Task details »
Copy the data that follows exactly. Include no pictures.

>>

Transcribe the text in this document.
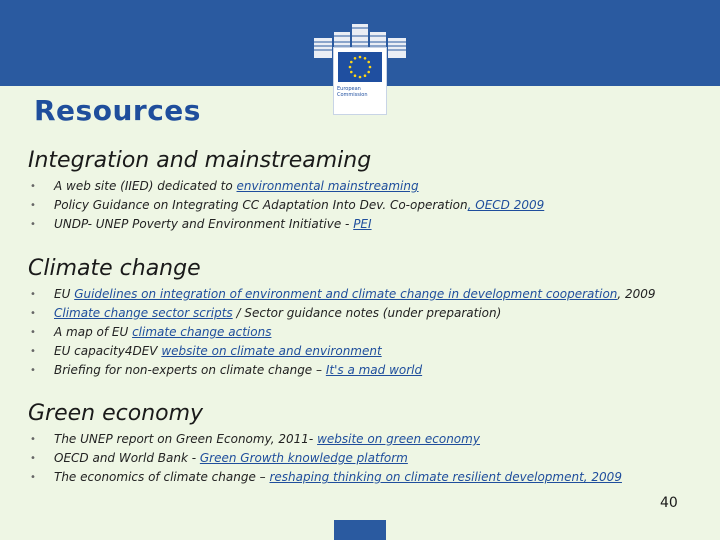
European
Commission
Resources
Integration and mainstreaming
• A web site (IIED) dedicated to environmental mainstreaming
• Policy Guidance on Integrating CC Adaptation Into Dev. Co-operation, OECD 2009
• UNDP- UNEP Poverty and Environment Initiative - PEI
Climate change
• EU Guidelines on integration of environment and climate change in development cooperation, 2009
• Climate change sector scripts / Sector guidance notes (under preparation)
• A map of EU climate change actions
• EU capacity4DEV website on climate and environment
• Briefing for non-experts on climate change – It's a mad world
Green economy
• The UNEP report on Green Economy, 2011- website on green economy
• OECD and World Bank - Green Growth knowledge platform
• The economics of climate change – reshaping thinking on climate resilient development, 2009
40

<<

Task output »
Transcribe the text in this document.
European
Commission
Resources
Integration and mainstreaming
• A web site (IIED) dedicated to environmental mainstreaming
• Policy Guidance on Integrating CC Adaptation Into Dev. Co-operation, OECD 2009
• UNDP- UNEP Poverty and Environment Initiative - PEI
Climate change
• EU Guidelines on integration of environment and climate change in development cooperation, 2009
• Climate change sector scripts / Sector guidance notes (under preparation)
• A map of EU climate change actions
• EU capacity4DEV website on climate and environment
• Briefing for non-experts on climate change – It's a mad world
Green economy
• The UNEP report on Green Economy, 2011- website on green economy
• OECD and World Bank - Green Growth knowledge platform
• The economics of climate change – reshaping thinking on climate resilient development, 2009
40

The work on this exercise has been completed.